What to work on.
Scan the lines below for the string "image" and copy every one that has it.

>> START Material provided

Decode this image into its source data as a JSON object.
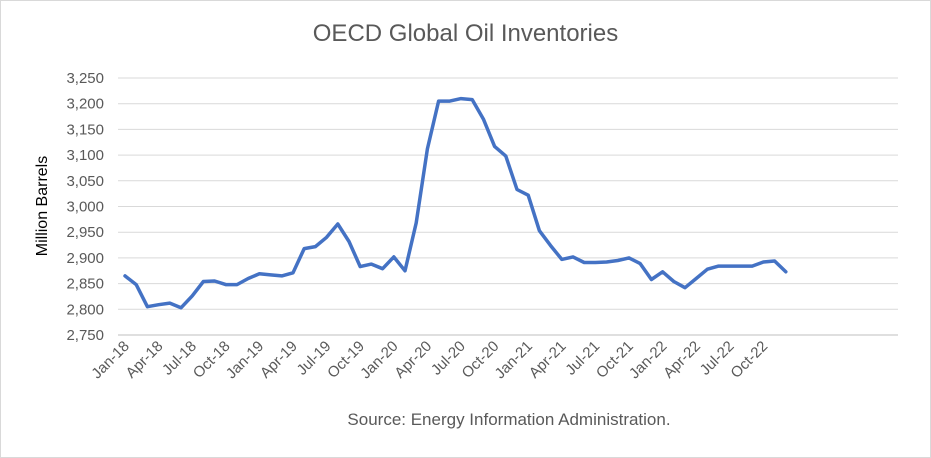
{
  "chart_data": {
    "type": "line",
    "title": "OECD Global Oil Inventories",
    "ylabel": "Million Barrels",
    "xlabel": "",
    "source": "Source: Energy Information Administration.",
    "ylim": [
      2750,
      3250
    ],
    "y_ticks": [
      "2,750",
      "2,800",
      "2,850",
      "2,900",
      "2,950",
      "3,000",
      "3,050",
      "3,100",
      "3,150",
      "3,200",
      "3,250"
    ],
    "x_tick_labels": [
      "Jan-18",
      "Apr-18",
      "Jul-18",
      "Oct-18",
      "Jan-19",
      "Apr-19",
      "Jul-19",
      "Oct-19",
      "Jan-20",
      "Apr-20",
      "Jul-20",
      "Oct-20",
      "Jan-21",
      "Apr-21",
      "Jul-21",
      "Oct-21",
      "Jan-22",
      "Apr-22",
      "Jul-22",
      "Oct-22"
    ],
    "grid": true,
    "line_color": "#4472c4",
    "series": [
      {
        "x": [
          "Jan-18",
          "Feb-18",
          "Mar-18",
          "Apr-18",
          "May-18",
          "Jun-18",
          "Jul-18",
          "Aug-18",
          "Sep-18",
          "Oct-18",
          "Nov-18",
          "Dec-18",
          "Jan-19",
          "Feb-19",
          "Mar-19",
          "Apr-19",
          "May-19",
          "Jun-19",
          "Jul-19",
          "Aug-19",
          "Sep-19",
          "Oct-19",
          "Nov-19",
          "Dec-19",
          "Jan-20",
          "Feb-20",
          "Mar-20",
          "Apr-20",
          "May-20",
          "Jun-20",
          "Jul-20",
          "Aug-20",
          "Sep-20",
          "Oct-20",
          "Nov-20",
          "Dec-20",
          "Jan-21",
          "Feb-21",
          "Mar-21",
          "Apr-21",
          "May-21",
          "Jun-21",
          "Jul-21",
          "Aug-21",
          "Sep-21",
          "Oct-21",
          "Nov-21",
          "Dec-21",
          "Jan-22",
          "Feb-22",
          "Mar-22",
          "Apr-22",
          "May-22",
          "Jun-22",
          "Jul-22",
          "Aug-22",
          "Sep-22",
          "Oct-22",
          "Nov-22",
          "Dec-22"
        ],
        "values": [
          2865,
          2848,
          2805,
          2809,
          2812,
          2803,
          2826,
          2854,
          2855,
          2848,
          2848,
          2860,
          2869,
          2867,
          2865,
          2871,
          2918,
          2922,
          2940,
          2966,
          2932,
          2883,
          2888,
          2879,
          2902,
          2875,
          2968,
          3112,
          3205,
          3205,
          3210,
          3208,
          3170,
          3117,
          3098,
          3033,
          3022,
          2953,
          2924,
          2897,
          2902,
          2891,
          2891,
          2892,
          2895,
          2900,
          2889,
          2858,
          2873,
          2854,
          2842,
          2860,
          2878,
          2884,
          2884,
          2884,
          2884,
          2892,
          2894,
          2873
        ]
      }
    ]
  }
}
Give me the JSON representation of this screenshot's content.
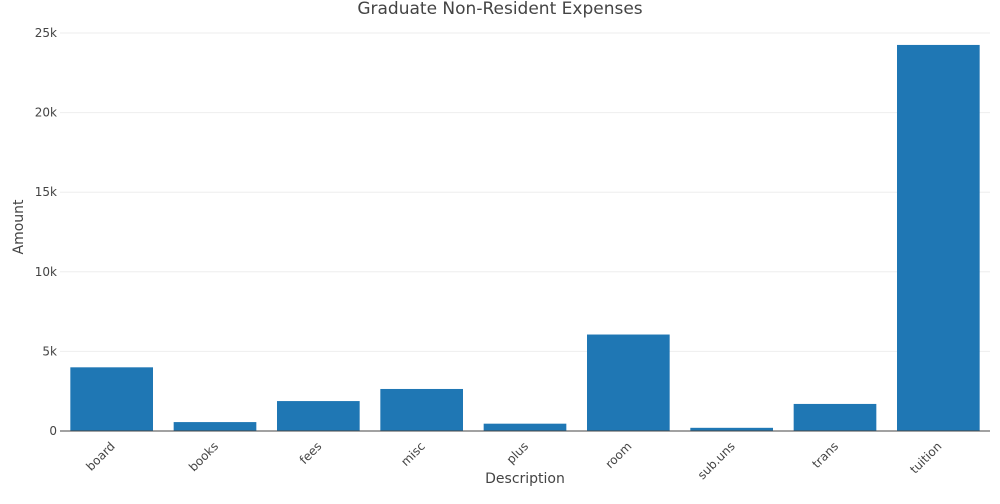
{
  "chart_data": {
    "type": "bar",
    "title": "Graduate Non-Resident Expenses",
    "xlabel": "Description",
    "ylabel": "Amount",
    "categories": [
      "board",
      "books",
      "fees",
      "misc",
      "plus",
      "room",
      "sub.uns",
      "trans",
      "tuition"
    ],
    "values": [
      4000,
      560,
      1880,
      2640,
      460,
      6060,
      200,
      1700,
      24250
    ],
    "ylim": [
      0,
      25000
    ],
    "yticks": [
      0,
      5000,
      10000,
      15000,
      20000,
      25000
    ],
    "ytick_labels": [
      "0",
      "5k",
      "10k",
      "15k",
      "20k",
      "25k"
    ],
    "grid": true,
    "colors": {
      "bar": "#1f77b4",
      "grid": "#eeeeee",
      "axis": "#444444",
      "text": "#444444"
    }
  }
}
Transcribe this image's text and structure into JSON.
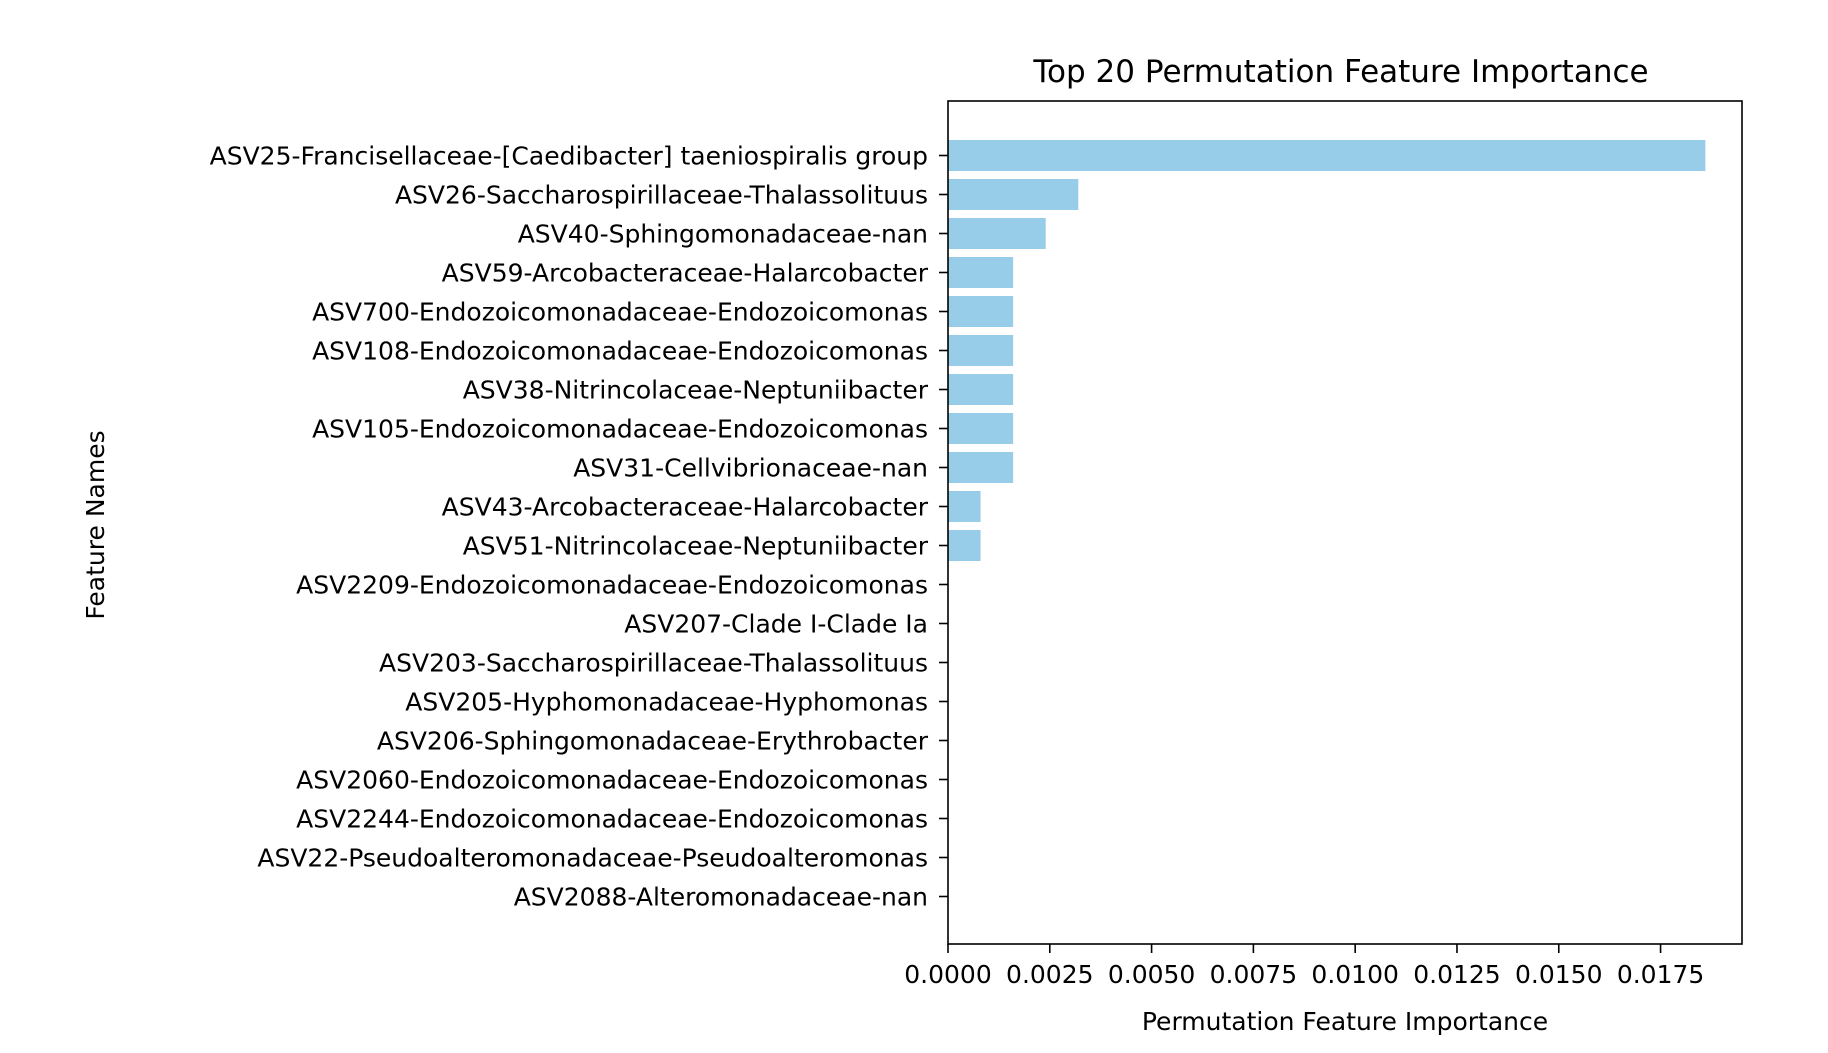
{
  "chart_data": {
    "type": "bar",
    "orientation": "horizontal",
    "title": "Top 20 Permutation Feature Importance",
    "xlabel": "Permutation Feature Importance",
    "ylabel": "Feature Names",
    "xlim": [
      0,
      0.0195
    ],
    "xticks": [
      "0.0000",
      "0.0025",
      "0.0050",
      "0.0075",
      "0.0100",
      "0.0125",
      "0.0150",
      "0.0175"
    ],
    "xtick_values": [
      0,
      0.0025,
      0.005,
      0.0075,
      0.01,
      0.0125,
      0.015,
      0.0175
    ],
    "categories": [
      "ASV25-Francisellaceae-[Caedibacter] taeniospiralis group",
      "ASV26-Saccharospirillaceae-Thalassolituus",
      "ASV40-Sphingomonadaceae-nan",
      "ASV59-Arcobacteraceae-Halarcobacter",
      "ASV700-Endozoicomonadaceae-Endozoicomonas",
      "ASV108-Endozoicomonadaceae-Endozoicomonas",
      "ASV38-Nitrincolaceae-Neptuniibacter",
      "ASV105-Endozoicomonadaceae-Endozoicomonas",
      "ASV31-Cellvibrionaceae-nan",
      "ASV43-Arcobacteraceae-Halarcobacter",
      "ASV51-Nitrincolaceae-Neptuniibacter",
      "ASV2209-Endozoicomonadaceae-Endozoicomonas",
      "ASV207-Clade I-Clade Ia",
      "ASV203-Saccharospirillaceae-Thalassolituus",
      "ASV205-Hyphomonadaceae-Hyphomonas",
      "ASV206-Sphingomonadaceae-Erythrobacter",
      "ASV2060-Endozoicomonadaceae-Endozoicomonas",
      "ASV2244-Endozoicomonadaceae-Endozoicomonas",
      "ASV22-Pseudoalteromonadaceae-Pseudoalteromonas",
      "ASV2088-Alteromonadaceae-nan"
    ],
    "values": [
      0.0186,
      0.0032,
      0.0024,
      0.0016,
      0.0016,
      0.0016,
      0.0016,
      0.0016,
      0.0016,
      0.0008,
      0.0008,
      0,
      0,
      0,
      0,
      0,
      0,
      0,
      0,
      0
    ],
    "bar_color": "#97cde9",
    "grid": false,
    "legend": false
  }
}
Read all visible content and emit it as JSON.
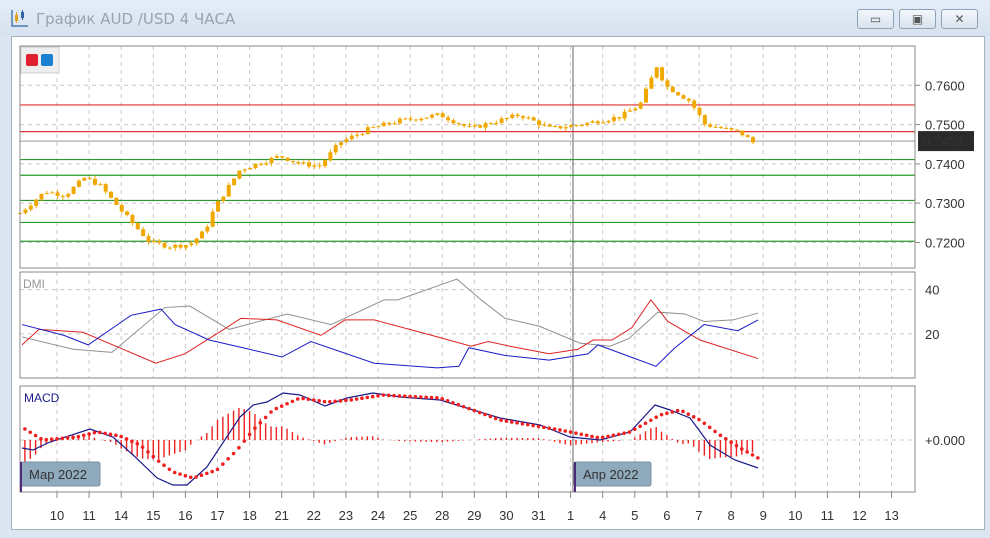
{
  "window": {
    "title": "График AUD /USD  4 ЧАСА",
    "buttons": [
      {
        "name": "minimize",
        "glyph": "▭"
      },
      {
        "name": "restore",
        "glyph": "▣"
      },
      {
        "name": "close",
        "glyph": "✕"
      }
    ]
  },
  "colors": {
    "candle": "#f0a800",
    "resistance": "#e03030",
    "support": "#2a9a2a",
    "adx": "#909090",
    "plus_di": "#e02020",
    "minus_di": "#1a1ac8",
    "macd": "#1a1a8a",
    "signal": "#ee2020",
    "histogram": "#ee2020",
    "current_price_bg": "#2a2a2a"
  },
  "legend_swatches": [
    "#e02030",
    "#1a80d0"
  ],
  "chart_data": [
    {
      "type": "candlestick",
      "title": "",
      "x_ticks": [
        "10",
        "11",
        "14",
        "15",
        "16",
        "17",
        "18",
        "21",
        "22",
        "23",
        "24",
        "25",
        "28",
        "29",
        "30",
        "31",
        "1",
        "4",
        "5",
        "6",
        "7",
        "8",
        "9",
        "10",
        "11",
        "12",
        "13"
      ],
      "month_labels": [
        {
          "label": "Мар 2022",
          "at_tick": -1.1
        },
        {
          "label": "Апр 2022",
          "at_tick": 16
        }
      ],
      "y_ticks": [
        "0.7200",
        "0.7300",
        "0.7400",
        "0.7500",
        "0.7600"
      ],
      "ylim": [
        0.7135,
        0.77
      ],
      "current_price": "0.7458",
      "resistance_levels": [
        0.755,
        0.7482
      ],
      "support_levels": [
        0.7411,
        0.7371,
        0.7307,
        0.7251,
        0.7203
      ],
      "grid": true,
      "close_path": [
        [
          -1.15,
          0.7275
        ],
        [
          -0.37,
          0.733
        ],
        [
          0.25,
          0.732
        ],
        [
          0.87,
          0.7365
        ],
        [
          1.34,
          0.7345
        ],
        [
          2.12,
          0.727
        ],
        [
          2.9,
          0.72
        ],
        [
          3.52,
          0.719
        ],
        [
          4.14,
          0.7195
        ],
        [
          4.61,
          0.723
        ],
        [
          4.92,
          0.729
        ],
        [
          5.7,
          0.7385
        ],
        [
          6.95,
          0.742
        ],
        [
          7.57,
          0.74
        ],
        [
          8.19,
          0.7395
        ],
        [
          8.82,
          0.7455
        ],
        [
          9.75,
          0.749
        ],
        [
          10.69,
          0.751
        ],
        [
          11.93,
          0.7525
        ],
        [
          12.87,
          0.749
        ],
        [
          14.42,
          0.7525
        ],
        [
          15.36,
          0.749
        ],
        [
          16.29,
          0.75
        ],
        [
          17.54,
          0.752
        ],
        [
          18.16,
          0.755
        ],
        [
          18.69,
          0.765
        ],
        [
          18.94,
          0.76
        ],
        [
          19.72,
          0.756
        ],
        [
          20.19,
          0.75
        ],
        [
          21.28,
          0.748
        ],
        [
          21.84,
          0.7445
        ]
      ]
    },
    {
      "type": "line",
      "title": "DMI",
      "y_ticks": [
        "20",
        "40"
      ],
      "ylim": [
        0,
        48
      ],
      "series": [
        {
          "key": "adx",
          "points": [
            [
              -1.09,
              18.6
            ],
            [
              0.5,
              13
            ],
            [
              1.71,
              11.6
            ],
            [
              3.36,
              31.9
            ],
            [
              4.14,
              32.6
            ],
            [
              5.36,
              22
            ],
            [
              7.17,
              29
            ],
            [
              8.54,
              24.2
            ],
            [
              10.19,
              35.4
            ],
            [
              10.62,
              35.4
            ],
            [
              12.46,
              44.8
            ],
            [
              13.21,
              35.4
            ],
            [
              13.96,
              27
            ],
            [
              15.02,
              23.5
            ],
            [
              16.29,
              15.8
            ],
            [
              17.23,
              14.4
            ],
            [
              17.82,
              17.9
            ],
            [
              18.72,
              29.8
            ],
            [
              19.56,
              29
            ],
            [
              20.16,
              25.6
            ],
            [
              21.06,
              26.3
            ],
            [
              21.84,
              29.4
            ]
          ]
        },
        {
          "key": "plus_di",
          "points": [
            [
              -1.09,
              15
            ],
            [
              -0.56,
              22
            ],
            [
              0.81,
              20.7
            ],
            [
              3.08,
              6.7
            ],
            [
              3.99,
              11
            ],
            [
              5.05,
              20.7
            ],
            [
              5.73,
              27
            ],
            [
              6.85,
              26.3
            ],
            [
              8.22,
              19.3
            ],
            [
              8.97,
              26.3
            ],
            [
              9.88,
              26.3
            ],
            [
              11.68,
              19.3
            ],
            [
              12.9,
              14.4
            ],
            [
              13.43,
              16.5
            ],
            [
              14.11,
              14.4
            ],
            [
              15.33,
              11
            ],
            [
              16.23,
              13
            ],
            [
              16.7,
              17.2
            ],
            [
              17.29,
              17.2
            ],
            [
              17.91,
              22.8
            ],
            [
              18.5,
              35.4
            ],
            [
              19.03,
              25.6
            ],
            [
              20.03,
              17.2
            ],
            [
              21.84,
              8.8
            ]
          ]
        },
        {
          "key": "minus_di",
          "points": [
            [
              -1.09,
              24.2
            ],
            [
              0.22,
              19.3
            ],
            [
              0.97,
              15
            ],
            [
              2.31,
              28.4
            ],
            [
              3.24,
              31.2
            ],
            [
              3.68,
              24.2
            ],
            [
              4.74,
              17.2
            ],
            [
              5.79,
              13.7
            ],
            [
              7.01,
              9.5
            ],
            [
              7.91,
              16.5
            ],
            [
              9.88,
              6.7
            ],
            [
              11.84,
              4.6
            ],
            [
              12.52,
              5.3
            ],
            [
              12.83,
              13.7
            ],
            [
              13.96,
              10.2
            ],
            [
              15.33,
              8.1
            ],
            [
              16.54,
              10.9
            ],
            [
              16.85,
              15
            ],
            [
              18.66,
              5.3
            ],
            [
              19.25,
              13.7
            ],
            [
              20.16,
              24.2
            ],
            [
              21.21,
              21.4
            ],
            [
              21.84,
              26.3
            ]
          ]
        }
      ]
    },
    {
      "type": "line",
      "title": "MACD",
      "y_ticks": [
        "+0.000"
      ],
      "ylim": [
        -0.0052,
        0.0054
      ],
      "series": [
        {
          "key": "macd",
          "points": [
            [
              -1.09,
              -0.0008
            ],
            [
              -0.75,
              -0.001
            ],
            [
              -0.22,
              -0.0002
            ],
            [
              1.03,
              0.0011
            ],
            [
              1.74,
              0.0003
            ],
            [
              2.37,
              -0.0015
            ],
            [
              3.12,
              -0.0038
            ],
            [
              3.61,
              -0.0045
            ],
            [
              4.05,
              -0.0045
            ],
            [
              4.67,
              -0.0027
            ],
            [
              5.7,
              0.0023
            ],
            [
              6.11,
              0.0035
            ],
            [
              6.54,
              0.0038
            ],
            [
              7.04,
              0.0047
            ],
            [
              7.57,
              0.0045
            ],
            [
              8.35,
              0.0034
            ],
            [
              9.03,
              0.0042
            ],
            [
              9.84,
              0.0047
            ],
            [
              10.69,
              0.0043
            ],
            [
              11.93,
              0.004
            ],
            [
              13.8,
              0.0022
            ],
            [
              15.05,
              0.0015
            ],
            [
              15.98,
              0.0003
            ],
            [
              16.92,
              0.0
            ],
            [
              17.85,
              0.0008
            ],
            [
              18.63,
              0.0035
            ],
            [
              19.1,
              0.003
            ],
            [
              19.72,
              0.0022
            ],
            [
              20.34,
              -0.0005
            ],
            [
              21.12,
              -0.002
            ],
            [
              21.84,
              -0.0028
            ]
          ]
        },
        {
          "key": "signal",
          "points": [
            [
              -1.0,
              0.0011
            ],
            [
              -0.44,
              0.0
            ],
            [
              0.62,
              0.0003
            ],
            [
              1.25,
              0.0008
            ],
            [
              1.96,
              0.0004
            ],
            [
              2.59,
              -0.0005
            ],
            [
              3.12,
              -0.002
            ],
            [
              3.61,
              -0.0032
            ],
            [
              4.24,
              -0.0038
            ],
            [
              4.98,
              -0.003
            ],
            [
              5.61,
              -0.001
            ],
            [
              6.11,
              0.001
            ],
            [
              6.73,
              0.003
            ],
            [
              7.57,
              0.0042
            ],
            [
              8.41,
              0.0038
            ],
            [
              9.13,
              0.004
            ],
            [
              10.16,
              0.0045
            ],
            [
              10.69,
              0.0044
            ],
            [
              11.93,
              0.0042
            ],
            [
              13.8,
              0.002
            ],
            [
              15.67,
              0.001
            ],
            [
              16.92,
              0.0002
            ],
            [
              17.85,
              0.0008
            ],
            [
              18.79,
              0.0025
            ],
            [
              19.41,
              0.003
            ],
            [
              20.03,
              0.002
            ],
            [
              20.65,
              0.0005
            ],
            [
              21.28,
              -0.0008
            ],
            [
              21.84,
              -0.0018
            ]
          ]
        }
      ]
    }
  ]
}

>> END Material provided

Correct result.
Decode this image into its source data as a JSON object.
Transcribe this image's text and structure into JSON.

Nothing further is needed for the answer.